>> start TEXT TO READ

M/s. S. Bhalotia & Associates, Chartered Accountants, has consented the proposed appointment and confirmed that their appointment, if made, would be within the limits mentioned under Section 141(3) (g) of the Companies Act, 2013 and the Companies (Audit and Auditors) Rules, 2014.

The Audit Committee and the Board of Directors recommend the appointment of M/s. S. Bhalotia & Associates, Chartered Accountants as Statutory Auditors ofthe Company from FY 2023-24 to 2028 - 29.

Auditors Report

There are no observations (including any qualification, reservation, adverse remark or disclaimer) of the Auditors in their Audit Report that may call for any explanation under section 134(3)(f) of the Companies Act, 2013 from the Directors. Further, the notes to accounts referred to in the Auditors Report are self-explanatory.

b) Secretarial auditor:

Pursuant to provisions of Section 204 of the Companies Act, 2013 read with Companies (Appointment and Remuneration of Managerial Personnel) Rules, 2014 the Board has appointed M/s Prakash Shaw & Co represented by Prakash Kumar Shaw, Practicing Company Secretaries bearing membership no -32895, CP No -16239 to conduct Secretarial Audit for FY 2022-23.

The Secretarial Audit Report for the financial year ended March 31, 2023 is annexed herewith marked as Annexure "B" to this Report.

The Chairman at it Board meeting dated 30.05.2023 put forward the proposal the Secretarial Auditor to be appointed for FY 23-24. After a brief discussion the Board Passes the Following resolution:

"RESOLVED THAT pursuant to the provisions of Section 204(1) of the Companies Act 2013 rule 9 of the Companies (Appointment and Remuneration personnel) Rules 2014 and other applicable provisions if any of the Companies Act 2013, Consent of the Board be and is hereby given for appointment of M/s Prakash Shaw & Co., Company Secretaries as Secretarial Auditor of the Company for the financial year 2023-2024 and Mr. Mahesh Kumar Agarwal, Managing Director of the Company be and is hereby authorized to fix the remuneration from time to time in consultation with Audit Committee".

>> end TEXT TO READ
>> start SUPPLIED INFORMATION

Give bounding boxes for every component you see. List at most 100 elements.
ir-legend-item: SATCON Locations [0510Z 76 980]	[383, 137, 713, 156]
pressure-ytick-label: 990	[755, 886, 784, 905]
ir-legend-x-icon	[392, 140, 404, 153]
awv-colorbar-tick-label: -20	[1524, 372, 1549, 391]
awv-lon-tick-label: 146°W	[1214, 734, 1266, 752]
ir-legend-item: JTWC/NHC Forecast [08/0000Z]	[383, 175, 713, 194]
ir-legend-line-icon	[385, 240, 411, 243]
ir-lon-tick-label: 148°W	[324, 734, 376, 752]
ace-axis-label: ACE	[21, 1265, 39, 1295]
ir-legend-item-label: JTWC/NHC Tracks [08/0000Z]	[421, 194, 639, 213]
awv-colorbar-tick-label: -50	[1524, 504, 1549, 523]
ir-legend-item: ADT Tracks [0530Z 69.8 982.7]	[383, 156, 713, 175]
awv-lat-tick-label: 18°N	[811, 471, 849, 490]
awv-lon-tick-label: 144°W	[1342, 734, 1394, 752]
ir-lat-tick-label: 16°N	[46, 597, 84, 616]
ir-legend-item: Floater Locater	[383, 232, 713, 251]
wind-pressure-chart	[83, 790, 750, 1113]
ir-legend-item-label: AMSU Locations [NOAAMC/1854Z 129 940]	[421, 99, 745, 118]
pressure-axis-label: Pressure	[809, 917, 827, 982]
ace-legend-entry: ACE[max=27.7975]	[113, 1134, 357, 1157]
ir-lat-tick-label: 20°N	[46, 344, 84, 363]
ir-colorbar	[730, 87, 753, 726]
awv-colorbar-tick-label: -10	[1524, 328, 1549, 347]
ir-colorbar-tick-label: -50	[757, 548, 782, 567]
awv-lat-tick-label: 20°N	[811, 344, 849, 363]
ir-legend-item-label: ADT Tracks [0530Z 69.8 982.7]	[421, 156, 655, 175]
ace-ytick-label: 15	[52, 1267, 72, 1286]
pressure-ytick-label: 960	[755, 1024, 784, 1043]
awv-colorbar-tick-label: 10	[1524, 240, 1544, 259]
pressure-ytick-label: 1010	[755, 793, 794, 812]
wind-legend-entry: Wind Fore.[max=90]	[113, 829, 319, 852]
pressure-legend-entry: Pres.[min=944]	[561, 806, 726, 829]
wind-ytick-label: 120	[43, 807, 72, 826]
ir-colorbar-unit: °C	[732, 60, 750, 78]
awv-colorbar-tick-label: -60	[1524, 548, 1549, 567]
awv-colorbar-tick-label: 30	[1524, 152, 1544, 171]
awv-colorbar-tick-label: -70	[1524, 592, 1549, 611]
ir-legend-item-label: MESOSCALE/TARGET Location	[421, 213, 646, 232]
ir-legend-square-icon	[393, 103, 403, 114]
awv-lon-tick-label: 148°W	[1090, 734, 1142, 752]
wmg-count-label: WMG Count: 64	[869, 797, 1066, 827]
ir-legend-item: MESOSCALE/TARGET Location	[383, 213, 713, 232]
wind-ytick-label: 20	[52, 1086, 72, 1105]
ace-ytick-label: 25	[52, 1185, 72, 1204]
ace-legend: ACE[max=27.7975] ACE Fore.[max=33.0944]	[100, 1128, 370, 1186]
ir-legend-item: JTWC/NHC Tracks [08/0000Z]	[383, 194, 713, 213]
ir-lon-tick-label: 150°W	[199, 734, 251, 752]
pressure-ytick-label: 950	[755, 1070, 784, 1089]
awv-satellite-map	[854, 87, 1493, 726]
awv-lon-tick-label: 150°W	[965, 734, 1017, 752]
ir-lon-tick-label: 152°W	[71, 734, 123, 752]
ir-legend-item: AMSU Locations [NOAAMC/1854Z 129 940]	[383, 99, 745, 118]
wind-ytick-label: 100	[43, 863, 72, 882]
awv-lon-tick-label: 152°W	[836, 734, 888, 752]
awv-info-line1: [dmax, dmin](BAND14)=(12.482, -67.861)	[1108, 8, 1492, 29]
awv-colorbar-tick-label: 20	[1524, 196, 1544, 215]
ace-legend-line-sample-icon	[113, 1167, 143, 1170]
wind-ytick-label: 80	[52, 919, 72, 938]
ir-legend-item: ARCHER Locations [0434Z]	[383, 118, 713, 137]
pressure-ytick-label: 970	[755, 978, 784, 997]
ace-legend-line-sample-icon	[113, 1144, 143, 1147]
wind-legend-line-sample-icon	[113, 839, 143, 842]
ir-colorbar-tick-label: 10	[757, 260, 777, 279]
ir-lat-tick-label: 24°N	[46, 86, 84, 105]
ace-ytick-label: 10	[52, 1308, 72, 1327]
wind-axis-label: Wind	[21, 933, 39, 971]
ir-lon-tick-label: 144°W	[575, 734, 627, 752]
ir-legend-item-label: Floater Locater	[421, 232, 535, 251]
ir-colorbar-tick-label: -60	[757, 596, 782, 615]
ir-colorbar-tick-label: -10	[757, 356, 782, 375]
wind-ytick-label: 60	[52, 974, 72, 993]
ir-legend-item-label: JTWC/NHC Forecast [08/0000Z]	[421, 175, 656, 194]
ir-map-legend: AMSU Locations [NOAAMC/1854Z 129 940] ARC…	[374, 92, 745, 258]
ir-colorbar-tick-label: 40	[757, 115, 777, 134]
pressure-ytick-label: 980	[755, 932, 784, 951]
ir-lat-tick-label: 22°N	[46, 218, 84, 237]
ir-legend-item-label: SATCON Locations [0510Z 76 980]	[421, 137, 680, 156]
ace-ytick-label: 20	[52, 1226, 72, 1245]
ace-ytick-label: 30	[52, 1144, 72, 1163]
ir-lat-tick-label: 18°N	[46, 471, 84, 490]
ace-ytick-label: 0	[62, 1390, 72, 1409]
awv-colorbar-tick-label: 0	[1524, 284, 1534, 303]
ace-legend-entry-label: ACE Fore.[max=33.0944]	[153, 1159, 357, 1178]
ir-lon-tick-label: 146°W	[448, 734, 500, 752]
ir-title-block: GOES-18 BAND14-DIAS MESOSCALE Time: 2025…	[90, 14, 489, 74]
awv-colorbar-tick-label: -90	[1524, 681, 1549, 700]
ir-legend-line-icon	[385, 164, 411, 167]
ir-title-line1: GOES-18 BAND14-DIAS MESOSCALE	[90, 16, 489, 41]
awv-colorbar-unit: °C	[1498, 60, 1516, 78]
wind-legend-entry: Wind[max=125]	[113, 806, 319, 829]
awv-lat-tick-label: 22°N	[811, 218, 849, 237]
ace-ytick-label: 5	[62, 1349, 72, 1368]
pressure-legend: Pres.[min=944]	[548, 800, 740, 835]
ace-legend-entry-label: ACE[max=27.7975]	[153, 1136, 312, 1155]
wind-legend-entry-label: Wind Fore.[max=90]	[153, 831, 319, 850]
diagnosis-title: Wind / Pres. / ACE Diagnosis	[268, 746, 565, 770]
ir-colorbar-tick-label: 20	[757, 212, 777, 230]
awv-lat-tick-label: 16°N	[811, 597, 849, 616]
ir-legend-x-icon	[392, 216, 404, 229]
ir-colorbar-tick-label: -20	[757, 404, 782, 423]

>> end SUPPLIED INFORMATION

WRITTEN EXERCISE 1: Copy the records word for word, starting with their first line and ending with the line containing "548, 1549, 567]".
WRITTEN EXERCISE 2: Continue the passage on the company's auditors from the point where it ends.

EXERCISE OUTPUT 1:
Give bounding boxes for every component you see. List at most 100 elements.
ir-legend-item: SATCON Locations [0510Z 76 980]	[383, 137, 713, 156]
pressure-ytick-label: 990	[755, 886, 784, 905]
ir-legend-x-icon	[392, 140, 404, 153]
awv-colorbar-tick-label: -20	[1524, 372, 1549, 391]
awv-lon-tick-label: 146°W	[1214, 734, 1266, 752]
ir-legend-item: JTWC/NHC Forecast [08/0000Z]	[383, 175, 713, 194]
ir-legend-line-icon	[385, 240, 411, 243]
ir-lon-tick-label: 148°W	[324, 734, 376, 752]
ace-axis-label: ACE	[21, 1265, 39, 1295]
ir-legend-item-label: JTWC/NHC Tracks [08/0000Z]	[421, 194, 639, 213]
awv-colorbar-tick-label: -50	[1524, 504, 1549, 523]
ir-legend-item: ADT Tracks [0530Z 69.8 982.7]	[383, 156, 713, 175]
awv-lat-tick-label: 18°N	[811, 471, 849, 490]
awv-lon-tick-label: 144°W	[1342, 734, 1394, 752]
ir-lat-tick-label: 16°N	[46, 597, 84, 616]
ir-legend-item: Floater Locater	[383, 232, 713, 251]
wind-pressure-chart	[83, 790, 750, 1113]
ir-legend-item-label: AMSU Locations [NOAAMC/1854Z 129 940]	[421, 99, 745, 118]
pressure-axis-label: Pressure	[809, 917, 827, 982]
ace-legend-entry: ACE[max=27.7975]	[113, 1134, 357, 1157]
ir-lat-tick-label: 20°N	[46, 344, 84, 363]
ir-colorbar	[730, 87, 753, 726]
awv-colorbar-tick-label: -10	[1524, 328, 1549, 347]
ir-colorbar-tick-label: -50	[757, 548, 782, 567]
awv-lat-tick-label: 20°N	[811, 344, 849, 363]
ir-legend-item-label: ADT Tracks [0530Z 69.8 982.7]	[421, 156, 655, 175]
ace-ytick-label: 15	[52, 1267, 72, 1286]
pressure-ytick-label: 960	[755, 1024, 784, 1043]
awv-colorbar-tick-label: 10	[1524, 240, 1544, 259]
pressure-ytick-label: 1010	[755, 793, 794, 812]
wind-legend-entry: Wind Fore.[max=90]	[113, 829, 319, 852]
pressure-legend-entry: Pres.[min=944]	[561, 806, 726, 829]
wind-ytick-label: 120	[43, 807, 72, 826]
ir-colorbar-unit: °C	[732, 60, 750, 78]
awv-colorbar-tick-label: -60	[1524, 548, 1549, 567]

EXERCISE OUTPUT 2:
"RESOLVED FURTHER THAT the engagement letter has been placed before the Board and the same has been signed by the Chairman of the Board for the purpose of identification of appointment of M/s Prakash Shaw & Co., Company Secretaries as Secretarial Auditor of the Company"

"RESOLVED FURTHER THAT any of the Directors of the Company be and is hereby authorized to file necessary forms with Registrar of Companies and to do all such act, deeds and things as may be considered necessary to give effect to the above said resolution"

Secretarial Auditors Report:

The Secretarial Audit Report for the financial year ended 31st March, 2023 is self-explanatory and does not call for any further comments.

There is no qualification remarks made by the Auditor.

c) Internal Auditor:

M/s. S. Bhalotia & Associates, (Chartered Accountants) Firm Registration Number 325040E was appointed as internal Audit for the FY-22-23. The Chairman at it Board meeting dated 14.08.2023 Put forward about the appointment of Internal Auditor for FY 2023-24. After a brief discussion the Board passes the following resolution:

"RESOLVED THAT pursuant to section 138 of the Companies Act, 2013 read with rule 13 of the Companies (Accounts) Rules, 2014, and other applicable provisions of the Act, the consent of the Board of Director be and is hereby accorded for the appointment of M/s B L Rathi & Co., Chartered Accountants FRN: 31811E, as internal auditors of the company for the financial year 2023-2024 at such remuneration as may be mutually agreed upon between the Board of Directors of the Company and Internal Auditor."

"RESOLVED FURTHER THAT any of the director of the company be and is hereby authorized to do all such acts, deeds and things as may be required in this regards to give effect to above resolution including filing of necessary forms with the office of concerned Registrar of Companies

The Board of directors are pleased to confirm the appointment of M/s. B L Rathi & Co., (Chartered Accountants) Firm Registration Number 31811E as Internal Auditors of the company.

8. DIRECTORS & KEY MANAGERIAL PERSONNEL (KMP)

During the year, on the recommendation of Board, there has been Changes in the Key Managerial Personnel of the Company. Jaya Singh being the Company Secretary & Compliance Officer bearing Membership No-A60035 of the Company has resigned with effect from 05.01.2023.

Neha Sharma bearing Membership No- A63186 was appointed as new Compliance Officer & Company Secretary for the Company.

9. VIGIL MECHANISHM/WHISTLE BLOWER POLICY

Pursuant to Section 177 of the Companies Act, 2013 and Regulation 22 of SEBI (Listing Obligations and Disclosure Requirements), 2015, the Board has adopted Vigil Mechanism in the form of Whistle Blower Policy, to deal with instances of fraud or mismanagement.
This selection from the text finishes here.